◆ EXERCISES ◆
a. Retype the engine-knock forum thread word for word, from "# I am new to" to "a KA24E motor.".
b. Write what comes next in the engine-knock forum thread, picking up right after its final sentence.

◆ DOCUMENT TEXT ◆

# I am new to this forum and I need some help!



## nismogirl (Jan 21, 2003)

I bought a 1989 Nissan 240SX about 3 months ago and it was working fine. Now, it is making a weird knocking sound and I don't know exactly what it is. It is a possibility that it is a rod knocking or a valve, in either case it will cost me quite a bit of money to fix it. Does anyone know if there are any other possible problems that it could have? If so, could you please respond. Oh, I have never been on here before so I don't know what everyone knows, it has a KA24E motor.

Thanks for your help, 
Nismogirl


----------



## babyjbrooks (Sep 22, 2002)

*knocking too*

i had the same problem of the knocking under the hood i was told that it was the age of the car 93 sentra se and there is nothing that i could do so i still drove it and to come to find out that it was the timing guides and tensionor(sp) for the chain but to make a long story short the car is sitting waiting on a new engine i hope that i can help you out a little bit 

later 
jonathan


----------



## nismogirl (Jan 21, 2003)

Thanks for the reply. See the thing is i eventually want to do an SR20 swap, but I currently can't afford it. I am really hoping that it is something more simpler than me needing a new engine now. If you find anything else out, let me know. Some other possible problems I've been told is that it could be a timing chain problem. Well thanks again for the reply.


----------



## esyip (Dec 19, 2002)

more than likely it's the infamous timing chain rattle. since you have the KA24E, you're just going to have to have the chain tensioner replaced. unless it's been running like that for a while and fucked up a lot of the head, valves, etc.

◆ RECORDED DATA ◆
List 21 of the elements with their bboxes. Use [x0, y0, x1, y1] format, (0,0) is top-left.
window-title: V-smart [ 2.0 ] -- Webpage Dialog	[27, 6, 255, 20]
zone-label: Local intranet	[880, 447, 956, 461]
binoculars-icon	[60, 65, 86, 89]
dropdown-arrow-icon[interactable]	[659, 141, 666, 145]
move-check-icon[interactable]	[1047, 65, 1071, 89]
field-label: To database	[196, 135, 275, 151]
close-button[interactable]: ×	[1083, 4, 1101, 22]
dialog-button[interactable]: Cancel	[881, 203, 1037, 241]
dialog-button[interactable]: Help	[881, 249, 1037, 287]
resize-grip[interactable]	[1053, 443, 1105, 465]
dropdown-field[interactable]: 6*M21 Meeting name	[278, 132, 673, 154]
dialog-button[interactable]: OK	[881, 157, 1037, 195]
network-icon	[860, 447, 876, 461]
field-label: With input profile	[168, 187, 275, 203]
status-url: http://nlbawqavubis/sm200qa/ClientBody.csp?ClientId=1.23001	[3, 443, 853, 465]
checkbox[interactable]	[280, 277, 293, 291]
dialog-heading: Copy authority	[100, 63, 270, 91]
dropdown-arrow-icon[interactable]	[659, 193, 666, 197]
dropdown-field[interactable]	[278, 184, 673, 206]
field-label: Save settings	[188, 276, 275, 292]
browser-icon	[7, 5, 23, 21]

◆ RESPONSES ◆
a.
# I am new to this forum and I need some help!



## nismogirl (Jan 21, 2003)

I bought a 1989 Nissan 240SX about 3 months ago and it was working fine. Now, it is making a weird knocking sound and I don't know exactly what it is. It is a possibility that it is a rod knocking or a valve, in either case it will cost me quite a bit of money to fix it. Does anyone know if there are any other possible problems that it could have? If so, could you please respond. Oh, I have never been on here before so I don't know what everyone knows, it has a KA24E motor.

b.
----------



## nismogirl (Jan 21, 2003)

Thanks for the reply, yea I have heard the possibilities of all the problems that it could be. I am not sure if it is the infamous timing chain problem though, because sometimes the knock doesn't go away, it does it until it is turned off, but then there are times that it doesn't do it at all. well thanks again and if you have any other ideas about what it could be, please inform me.
[email protected]


----------



## esyip (Dec 19, 2002)

you say there are times when it's not making noise at all? 

have you located where the knocking/rattling is coming from? is it more of a knocking (like on wood) or more of a metal rattling? if it's a metal kind of rattling, coming from the head, i'm almost positive that it's your timing chain. 

if it's not, it may be your injectors. you may be running on bad injectors, and i've heard that the KA's injectors "knock" when they go bad. i've never had that happen to me nor have i seen it, so i'm not sure. i've just heard about it. 

if it's not coming from the engine bay at all, check if it's near your transmission hump (inside of your car). then it may be one of many heat shields just rattling (i.e. a flex pipe or something).


----------



## nismogirl (Jan 21, 2003)

Thanks for the reply, I will check on that and reply again. I appreciate the information.
Nismogirl


----------



## nismo_whiteboi (Feb 5, 2003)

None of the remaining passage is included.